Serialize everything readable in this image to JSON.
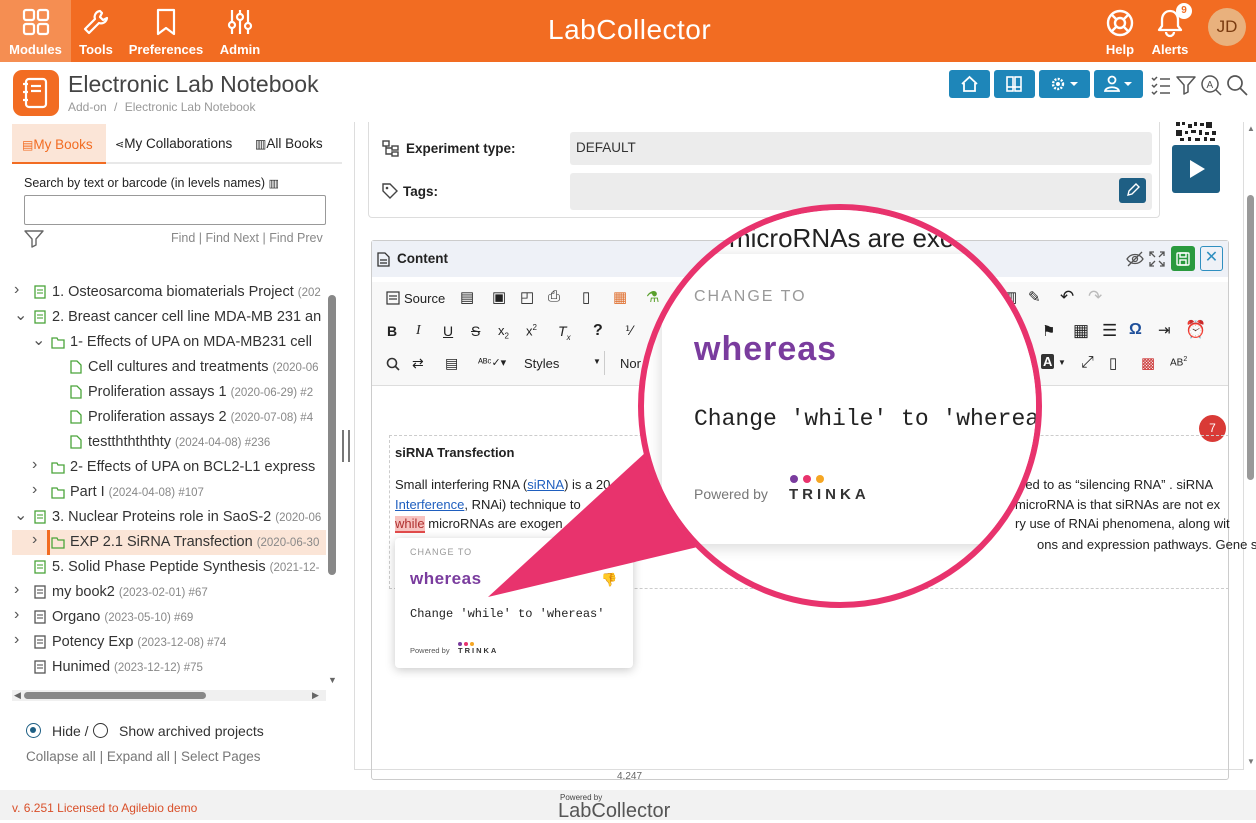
{
  "topbar": {
    "left_items": [
      {
        "label": "Modules",
        "icon": "grid-icon"
      },
      {
        "label": "Tools",
        "icon": "wrench-icon"
      },
      {
        "label": "Preferences",
        "icon": "bookmark-icon"
      },
      {
        "label": "Admin",
        "icon": "sliders-icon"
      }
    ],
    "logo": "LabCollector",
    "right_items": [
      {
        "label": "Help",
        "icon": "lifebuoy-icon"
      },
      {
        "label": "Alerts",
        "icon": "bell-icon",
        "badge": "9"
      }
    ],
    "avatar": "JD",
    "accent_color": "#f26c22"
  },
  "header": {
    "title": "Electronic Lab Notebook",
    "breadcrumb": [
      "Add-on",
      "/",
      "Electronic Lab Notebook"
    ]
  },
  "left_panel": {
    "tabs": [
      "My Books",
      "My Collaborations",
      "All Books"
    ],
    "search_label": "Search by text or barcode (in levels names)",
    "search_value": "",
    "find_links": [
      "Find",
      "Find Next",
      "Find Prev"
    ],
    "tree": [
      {
        "name": "1. Osteosarcoma biomaterials Project",
        "meta": "(202",
        "expanded": false
      },
      {
        "name": "2. Breast cancer cell line MDA-MB 231 an",
        "meta": "",
        "expanded": true
      },
      {
        "name": "1- Effects of UPA on MDA-MB231 cell",
        "meta": "",
        "expanded": true
      },
      {
        "name": "Cell cultures and treatments",
        "meta": "(2020-06"
      },
      {
        "name": "Proliferation assays 1",
        "meta": "(2020-06-29) #2"
      },
      {
        "name": "Proliferation assays 2",
        "meta": "(2020-07-08) #4"
      },
      {
        "name": "testththththty",
        "meta": "(2024-04-08) #236"
      },
      {
        "name": "2- Effects of UPA on BCL2-L1 express",
        "meta": "",
        "expanded": false
      },
      {
        "name": "Part I",
        "meta": "(2024-04-08) #107",
        "expanded": false
      },
      {
        "name": "3. Nuclear Proteins role in SaoS-2",
        "meta": "(2020-06",
        "expanded": true
      },
      {
        "name": "EXP 2.1 SiRNA Transfection",
        "meta": "(2020-06-30",
        "expanded": false,
        "selected": true
      },
      {
        "name": "5. Solid Phase Peptide Synthesis",
        "meta": "(2021-12-"
      },
      {
        "name": "my book2",
        "meta": "(2023-02-01) #67",
        "expanded": false
      },
      {
        "name": "Organo",
        "meta": "(2023-05-10) #69",
        "expanded": false
      },
      {
        "name": "Potency Exp",
        "meta": "(2023-12-08) #74",
        "expanded": false
      },
      {
        "name": "Hunimed",
        "meta": "(2023-12-12) #75"
      }
    ],
    "archived_hide": "Hide /",
    "archived_show": "Show archived projects",
    "bottom_links": [
      "Collapse all",
      "|",
      "Expand all",
      "|",
      "Select Pages"
    ]
  },
  "meta": {
    "experiment_type_label": "Experiment type:",
    "experiment_type_value": "DEFAULT",
    "tags_label": "Tags:",
    "tags_value": ""
  },
  "content": {
    "title": "Content",
    "toolbar": {
      "source": "Source",
      "styles": "Styles",
      "normal": "Nor"
    },
    "heading": "siRNA Transfection",
    "line1_start": "Small interfering RNA (",
    "line1_link": "siRNA",
    "line1_mid": ") is a 20",
    "line1_end": "red to as “silencing RNA” . siRNA",
    "line2_link": "Interference",
    "line2_mid": ", RNAi) technique to",
    "line2_end": "microRNA is that siRNAs are not ex",
    "line3_flag": "while",
    "line3_mid": " microRNAs are exogen",
    "line3_end": "ry use of RNAi phenomena, along wit",
    "line4_end": "ons and expression pathways. Gene sile",
    "issues_count": "7"
  },
  "suggestion": {
    "label": "CHANGE TO",
    "word": "whereas",
    "detail": "Change 'while' to 'whereas'",
    "powered": "Powered by",
    "brand": "TRINKA"
  },
  "magnifier": {
    "snippet": "microRNAs are exo"
  },
  "footer": {
    "license": "v. 6.251 Licensed to Agilebio demo",
    "build": "4.247",
    "powered": "Powered by",
    "logo": "LabCollector"
  }
}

**Assigned task:**
Since only the number is needed, state how many lines of the listing contain the word "microRNAs".

**Task response:**
2